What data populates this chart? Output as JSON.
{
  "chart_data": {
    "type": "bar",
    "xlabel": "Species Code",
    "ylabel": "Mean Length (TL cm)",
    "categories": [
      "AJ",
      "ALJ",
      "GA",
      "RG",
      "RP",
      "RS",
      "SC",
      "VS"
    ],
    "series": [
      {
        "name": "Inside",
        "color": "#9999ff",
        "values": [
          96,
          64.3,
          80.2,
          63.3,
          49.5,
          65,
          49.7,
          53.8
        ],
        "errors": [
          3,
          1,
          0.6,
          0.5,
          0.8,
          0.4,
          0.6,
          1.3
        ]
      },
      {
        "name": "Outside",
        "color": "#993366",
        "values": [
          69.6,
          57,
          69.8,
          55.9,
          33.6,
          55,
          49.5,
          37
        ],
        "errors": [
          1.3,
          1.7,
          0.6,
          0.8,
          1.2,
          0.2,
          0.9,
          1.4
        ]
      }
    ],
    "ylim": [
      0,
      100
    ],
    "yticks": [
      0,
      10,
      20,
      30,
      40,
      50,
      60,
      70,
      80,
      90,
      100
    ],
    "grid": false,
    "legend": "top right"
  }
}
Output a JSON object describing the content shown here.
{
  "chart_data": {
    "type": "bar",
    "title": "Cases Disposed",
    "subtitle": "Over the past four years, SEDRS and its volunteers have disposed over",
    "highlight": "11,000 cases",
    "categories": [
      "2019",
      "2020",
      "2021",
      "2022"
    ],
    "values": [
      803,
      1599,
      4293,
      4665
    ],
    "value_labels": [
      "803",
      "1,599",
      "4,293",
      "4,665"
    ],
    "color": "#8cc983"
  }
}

-- -- --

Output the line holding "Output a JSON", then every later line through the end of the records above, exactly as given and nothing else.

ANSWER:
Output a JSON object describing the content shown here.
{
  "chart_data": {
    "type": "bar",
    "title": "Cases Disposed",
    "subtitle": "Over the past four years, SEDRS and its volunteers have disposed over",
    "highlight": "11,000 cases",
    "categories": [
      "2019",
      "2020",
      "2021",
      "2022"
    ],
    "values": [
      803,
      1599,
      4293,
      4665
    ],
    "value_labels": [
      "803",
      "1,599",
      "4,293",
      "4,665"
    ],
    "color": "#8cc983"
  }
}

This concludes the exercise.